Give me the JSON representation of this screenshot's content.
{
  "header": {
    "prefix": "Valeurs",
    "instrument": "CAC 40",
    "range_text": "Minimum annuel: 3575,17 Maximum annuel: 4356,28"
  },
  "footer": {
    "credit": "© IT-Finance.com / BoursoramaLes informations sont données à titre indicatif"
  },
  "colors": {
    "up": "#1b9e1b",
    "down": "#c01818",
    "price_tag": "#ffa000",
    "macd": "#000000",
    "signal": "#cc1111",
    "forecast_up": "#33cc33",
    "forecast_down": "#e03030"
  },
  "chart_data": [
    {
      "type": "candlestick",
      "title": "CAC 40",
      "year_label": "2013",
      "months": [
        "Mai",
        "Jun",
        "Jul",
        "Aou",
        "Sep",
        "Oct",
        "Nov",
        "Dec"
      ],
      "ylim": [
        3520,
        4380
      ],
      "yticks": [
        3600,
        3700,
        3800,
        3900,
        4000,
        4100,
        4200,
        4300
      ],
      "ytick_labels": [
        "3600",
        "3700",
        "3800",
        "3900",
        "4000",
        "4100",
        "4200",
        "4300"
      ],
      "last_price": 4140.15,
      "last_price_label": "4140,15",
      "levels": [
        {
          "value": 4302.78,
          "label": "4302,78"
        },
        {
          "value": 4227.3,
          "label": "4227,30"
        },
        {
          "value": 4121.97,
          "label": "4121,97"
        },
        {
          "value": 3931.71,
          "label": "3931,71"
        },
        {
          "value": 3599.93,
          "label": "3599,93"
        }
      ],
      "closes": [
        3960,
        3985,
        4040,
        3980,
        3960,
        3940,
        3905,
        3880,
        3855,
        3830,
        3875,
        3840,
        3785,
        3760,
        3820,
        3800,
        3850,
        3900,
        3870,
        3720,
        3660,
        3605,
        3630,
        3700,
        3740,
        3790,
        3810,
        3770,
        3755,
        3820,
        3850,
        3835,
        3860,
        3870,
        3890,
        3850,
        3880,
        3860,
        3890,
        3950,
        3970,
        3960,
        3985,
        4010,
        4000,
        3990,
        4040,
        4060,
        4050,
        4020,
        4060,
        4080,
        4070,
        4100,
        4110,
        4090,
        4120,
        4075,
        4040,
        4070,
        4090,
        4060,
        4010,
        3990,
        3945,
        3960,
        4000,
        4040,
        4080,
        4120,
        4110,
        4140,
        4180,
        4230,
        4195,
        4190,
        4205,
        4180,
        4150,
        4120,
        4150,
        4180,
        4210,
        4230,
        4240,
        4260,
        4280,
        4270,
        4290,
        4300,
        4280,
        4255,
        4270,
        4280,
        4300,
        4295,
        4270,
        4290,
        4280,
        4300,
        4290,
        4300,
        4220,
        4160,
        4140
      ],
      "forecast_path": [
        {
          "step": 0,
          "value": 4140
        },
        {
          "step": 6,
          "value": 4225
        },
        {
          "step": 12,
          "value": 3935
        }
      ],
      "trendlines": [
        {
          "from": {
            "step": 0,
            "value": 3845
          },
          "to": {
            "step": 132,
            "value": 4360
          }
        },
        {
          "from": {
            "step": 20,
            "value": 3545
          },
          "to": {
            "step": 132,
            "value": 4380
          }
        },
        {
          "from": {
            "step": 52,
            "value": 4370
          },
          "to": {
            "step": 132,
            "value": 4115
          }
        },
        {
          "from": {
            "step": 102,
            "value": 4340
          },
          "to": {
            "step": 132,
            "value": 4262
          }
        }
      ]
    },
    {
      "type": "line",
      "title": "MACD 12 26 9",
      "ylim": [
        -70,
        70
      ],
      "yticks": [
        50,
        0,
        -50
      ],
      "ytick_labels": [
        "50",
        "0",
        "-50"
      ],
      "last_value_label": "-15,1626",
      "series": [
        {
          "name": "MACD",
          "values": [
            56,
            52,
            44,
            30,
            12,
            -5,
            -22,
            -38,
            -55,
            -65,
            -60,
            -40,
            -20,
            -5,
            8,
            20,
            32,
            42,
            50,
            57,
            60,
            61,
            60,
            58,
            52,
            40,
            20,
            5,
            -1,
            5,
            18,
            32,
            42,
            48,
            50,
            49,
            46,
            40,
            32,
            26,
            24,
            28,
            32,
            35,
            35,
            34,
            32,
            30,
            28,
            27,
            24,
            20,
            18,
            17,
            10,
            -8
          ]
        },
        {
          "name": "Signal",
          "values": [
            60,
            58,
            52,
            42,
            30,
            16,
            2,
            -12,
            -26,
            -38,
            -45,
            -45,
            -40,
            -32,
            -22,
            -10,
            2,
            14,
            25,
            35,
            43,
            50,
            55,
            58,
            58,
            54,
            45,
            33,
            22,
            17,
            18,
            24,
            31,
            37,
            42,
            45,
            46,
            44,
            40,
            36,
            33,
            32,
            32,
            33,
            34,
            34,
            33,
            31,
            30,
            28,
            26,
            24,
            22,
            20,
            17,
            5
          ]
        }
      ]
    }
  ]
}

• • • • •

**WORK TO BE COMPLETED**
Return all the data exactly as given.

**THE RESPONSE**
Give me the JSON representation of this screenshot's content.
{
  "header": {
    "prefix": "Valeurs",
    "instrument": "CAC 40",
    "range_text": "Minimum annuel: 3575,17 Maximum annuel: 4356,28"
  },
  "footer": {
    "credit": "© IT-Finance.com / BoursoramaLes informations sont données à titre indicatif"
  },
  "colors": {
    "up": "#1b9e1b",
    "down": "#c01818",
    "price_tag": "#ffa000",
    "macd": "#000000",
    "signal": "#cc1111",
    "forecast_up": "#33cc33",
    "forecast_down": "#e03030"
  },
  "chart_data": [
    {
      "type": "candlestick",
      "title": "CAC 40",
      "year_label": "2013",
      "months": [
        "Mai",
        "Jun",
        "Jul",
        "Aou",
        "Sep",
        "Oct",
        "Nov",
        "Dec"
      ],
      "ylim": [
        3520,
        4380
      ],
      "yticks": [
        3600,
        3700,
        3800,
        3900,
        4000,
        4100,
        4200,
        4300
      ],
      "ytick_labels": [
        "3600",
        "3700",
        "3800",
        "3900",
        "4000",
        "4100",
        "4200",
        "4300"
      ],
      "last_price": 4140.15,
      "last_price_label": "4140,15",
      "levels": [
        {
          "value": 4302.78,
          "label": "4302,78"
        },
        {
          "value": 4227.3,
          "label": "4227,30"
        },
        {
          "value": 4121.97,
          "label": "4121,97"
        },
        {
          "value": 3931.71,
          "label": "3931,71"
        },
        {
          "value": 3599.93,
          "label": "3599,93"
        }
      ],
      "closes": [
        3960,
        3985,
        4040,
        3980,
        3960,
        3940,
        3905,
        3880,
        3855,
        3830,
        3875,
        3840,
        3785,
        3760,
        3820,
        3800,
        3850,
        3900,
        3870,
        3720,
        3660,
        3605,
        3630,
        3700,
        3740,
        3790,
        3810,
        3770,
        3755,
        3820,
        3850,
        3835,
        3860,
        3870,
        3890,
        3850,
        3880,
        3860,
        3890,
        3950,
        3970,
        3960,
        3985,
        4010,
        4000,
        3990,
        4040,
        4060,
        4050,
        4020,
        4060,
        4080,
        4070,
        4100,
        4110,
        4090,
        4120,
        4075,
        4040,
        4070,
        4090,
        4060,
        4010,
        3990,
        3945,
        3960,
        4000,
        4040,
        4080,
        4120,
        4110,
        4140,
        4180,
        4230,
        4195,
        4190,
        4205,
        4180,
        4150,
        4120,
        4150,
        4180,
        4210,
        4230,
        4240,
        4260,
        4280,
        4270,
        4290,
        4300,
        4280,
        4255,
        4270,
        4280,
        4300,
        4295,
        4270,
        4290,
        4280,
        4300,
        4290,
        4300,
        4220,
        4160,
        4140
      ],
      "forecast_path": [
        {
          "step": 0,
          "value": 4140
        },
        {
          "step": 6,
          "value": 4225
        },
        {
          "step": 12,
          "value": 3935
        }
      ],
      "trendlines": [
        {
          "from": {
            "step": 0,
            "value": 3845
          },
          "to": {
            "step": 132,
            "value": 4360
          }
        },
        {
          "from": {
            "step": 20,
            "value": 3545
          },
          "to": {
            "step": 132,
            "value": 4380
          }
        },
        {
          "from": {
            "step": 52,
            "value": 4370
          },
          "to": {
            "step": 132,
            "value": 4115
          }
        },
        {
          "from": {
            "step": 102,
            "value": 4340
          },
          "to": {
            "step": 132,
            "value": 4262
          }
        }
      ]
    },
    {
      "type": "line",
      "title": "MACD 12 26 9",
      "ylim": [
        -70,
        70
      ],
      "yticks": [
        50,
        0,
        -50
      ],
      "ytick_labels": [
        "50",
        "0",
        "-50"
      ],
      "last_value_label": "-15,1626",
      "series": [
        {
          "name": "MACD",
          "values": [
            56,
            52,
            44,
            30,
            12,
            -5,
            -22,
            -38,
            -55,
            -65,
            -60,
            -40,
            -20,
            -5,
            8,
            20,
            32,
            42,
            50,
            57,
            60,
            61,
            60,
            58,
            52,
            40,
            20,
            5,
            -1,
            5,
            18,
            32,
            42,
            48,
            50,
            49,
            46,
            40,
            32,
            26,
            24,
            28,
            32,
            35,
            35,
            34,
            32,
            30,
            28,
            27,
            24,
            20,
            18,
            17,
            10,
            -8
          ]
        },
        {
          "name": "Signal",
          "values": [
            60,
            58,
            52,
            42,
            30,
            16,
            2,
            -12,
            -26,
            -38,
            -45,
            -45,
            -40,
            -32,
            -22,
            -10,
            2,
            14,
            25,
            35,
            43,
            50,
            55,
            58,
            58,
            54,
            45,
            33,
            22,
            17,
            18,
            24,
            31,
            37,
            42,
            45,
            46,
            44,
            40,
            36,
            33,
            32,
            32,
            33,
            34,
            34,
            33,
            31,
            30,
            28,
            26,
            24,
            22,
            20,
            17,
            5
          ]
        }
      ]
    }
  ]
}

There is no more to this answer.